··· Dataset content ···

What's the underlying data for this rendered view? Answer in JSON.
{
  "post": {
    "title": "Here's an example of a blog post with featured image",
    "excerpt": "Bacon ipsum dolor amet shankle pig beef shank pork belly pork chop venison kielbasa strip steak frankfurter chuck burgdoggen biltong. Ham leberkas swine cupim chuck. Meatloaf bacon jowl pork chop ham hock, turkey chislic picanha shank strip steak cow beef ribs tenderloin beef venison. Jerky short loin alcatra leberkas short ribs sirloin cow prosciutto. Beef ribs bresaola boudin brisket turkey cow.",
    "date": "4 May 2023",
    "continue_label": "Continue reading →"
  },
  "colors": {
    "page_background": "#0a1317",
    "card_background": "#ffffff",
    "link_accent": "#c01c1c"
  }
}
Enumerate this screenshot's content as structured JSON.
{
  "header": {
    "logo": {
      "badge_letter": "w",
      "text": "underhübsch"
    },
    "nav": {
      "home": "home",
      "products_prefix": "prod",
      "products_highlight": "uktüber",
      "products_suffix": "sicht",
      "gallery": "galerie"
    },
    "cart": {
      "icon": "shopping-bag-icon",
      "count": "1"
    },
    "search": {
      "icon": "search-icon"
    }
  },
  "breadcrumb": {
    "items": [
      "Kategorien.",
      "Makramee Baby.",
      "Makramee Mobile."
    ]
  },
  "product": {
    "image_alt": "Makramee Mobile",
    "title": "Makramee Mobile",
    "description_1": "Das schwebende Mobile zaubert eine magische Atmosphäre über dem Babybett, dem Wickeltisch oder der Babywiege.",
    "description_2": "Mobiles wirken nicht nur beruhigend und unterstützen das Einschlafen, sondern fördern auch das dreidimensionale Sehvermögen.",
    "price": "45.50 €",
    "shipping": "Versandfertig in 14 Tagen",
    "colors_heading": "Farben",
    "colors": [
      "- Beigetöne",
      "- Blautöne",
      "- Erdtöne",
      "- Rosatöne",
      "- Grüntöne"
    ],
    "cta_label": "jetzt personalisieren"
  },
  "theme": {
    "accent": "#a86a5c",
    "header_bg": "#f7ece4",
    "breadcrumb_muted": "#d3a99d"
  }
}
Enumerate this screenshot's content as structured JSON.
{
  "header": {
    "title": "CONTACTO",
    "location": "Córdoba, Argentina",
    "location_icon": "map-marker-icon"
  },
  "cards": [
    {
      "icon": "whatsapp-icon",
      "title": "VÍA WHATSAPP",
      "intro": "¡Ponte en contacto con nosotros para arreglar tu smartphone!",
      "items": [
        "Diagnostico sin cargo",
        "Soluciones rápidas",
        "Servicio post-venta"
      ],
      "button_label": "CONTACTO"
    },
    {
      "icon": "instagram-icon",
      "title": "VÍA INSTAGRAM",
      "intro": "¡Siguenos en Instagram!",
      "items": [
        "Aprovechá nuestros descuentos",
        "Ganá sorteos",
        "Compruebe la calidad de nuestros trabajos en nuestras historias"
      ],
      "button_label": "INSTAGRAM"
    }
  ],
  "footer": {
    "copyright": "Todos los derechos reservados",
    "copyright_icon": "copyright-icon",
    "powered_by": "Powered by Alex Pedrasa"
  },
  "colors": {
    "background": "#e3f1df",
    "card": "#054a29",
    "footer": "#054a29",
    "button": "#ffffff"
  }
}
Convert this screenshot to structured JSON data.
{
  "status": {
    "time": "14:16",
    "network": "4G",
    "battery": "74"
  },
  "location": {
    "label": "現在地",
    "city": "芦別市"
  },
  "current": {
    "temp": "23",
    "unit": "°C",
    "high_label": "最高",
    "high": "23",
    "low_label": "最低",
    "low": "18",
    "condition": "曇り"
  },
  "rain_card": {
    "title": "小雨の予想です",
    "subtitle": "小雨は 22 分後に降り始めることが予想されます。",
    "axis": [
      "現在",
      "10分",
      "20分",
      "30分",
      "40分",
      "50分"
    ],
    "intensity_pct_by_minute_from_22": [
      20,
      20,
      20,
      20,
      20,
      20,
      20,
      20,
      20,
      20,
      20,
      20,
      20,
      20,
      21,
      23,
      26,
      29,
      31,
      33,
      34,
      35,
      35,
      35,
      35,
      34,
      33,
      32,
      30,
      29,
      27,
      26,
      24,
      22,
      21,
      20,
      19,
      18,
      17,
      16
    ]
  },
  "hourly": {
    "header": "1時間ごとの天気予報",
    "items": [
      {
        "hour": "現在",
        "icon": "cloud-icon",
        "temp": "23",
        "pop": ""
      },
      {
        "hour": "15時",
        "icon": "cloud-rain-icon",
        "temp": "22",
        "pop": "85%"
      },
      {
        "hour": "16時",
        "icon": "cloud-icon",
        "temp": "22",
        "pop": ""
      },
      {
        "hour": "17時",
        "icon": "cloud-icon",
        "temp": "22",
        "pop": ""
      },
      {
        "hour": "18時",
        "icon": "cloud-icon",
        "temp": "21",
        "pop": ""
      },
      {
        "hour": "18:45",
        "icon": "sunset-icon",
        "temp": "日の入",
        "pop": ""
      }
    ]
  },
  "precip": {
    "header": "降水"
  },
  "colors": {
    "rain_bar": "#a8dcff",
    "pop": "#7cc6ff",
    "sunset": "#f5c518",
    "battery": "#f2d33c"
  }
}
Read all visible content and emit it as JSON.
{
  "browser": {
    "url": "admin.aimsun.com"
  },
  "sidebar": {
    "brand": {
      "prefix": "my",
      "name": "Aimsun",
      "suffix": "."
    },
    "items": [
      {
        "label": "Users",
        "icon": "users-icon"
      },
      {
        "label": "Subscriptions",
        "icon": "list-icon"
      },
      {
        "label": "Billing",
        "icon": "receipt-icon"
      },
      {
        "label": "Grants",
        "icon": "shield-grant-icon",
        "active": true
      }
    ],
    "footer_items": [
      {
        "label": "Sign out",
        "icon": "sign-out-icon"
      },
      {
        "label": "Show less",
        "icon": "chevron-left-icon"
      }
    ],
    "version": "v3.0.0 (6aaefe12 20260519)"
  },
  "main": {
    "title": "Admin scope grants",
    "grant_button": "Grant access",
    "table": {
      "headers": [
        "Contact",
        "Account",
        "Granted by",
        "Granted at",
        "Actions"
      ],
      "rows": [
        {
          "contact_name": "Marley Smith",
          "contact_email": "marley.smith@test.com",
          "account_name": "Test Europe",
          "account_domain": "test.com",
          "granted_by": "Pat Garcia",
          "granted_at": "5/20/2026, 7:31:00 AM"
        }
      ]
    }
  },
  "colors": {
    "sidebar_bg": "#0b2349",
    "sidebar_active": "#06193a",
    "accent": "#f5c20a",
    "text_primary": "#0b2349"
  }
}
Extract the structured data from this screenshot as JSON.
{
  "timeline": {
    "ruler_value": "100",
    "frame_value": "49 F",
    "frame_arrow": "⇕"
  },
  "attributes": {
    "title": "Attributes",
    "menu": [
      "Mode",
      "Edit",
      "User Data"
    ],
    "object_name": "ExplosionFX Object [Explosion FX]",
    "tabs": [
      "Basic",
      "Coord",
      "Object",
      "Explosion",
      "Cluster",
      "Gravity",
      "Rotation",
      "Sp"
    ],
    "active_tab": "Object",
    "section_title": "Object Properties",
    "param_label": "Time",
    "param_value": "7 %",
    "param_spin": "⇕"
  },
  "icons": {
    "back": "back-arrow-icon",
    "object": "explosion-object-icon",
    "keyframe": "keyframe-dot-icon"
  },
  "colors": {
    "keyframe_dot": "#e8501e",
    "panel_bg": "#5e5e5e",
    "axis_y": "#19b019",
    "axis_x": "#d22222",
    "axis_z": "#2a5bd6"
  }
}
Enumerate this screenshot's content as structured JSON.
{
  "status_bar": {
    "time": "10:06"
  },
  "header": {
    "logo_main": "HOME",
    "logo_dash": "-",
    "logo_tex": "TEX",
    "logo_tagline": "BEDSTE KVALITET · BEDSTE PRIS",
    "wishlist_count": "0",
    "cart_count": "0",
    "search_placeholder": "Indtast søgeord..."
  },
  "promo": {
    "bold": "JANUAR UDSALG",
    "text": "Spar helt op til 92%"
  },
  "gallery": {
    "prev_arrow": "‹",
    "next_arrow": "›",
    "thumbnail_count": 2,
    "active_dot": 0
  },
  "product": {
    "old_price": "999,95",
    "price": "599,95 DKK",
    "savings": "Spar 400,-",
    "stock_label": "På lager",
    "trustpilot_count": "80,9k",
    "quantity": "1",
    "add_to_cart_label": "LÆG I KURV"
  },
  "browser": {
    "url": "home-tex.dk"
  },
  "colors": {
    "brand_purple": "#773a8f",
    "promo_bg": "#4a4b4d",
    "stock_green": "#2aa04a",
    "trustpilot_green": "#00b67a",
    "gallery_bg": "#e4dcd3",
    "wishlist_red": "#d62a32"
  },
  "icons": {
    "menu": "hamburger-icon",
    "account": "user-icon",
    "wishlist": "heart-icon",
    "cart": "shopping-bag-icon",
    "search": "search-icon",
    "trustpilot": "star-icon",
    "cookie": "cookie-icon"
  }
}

···

▶ [Exercise]: In the records, locate each line holding the string "Spar" and copy it.

▶ [The solution]:
    "text": "Spar helt op til 92%"
    "savings": "Spar 400,-",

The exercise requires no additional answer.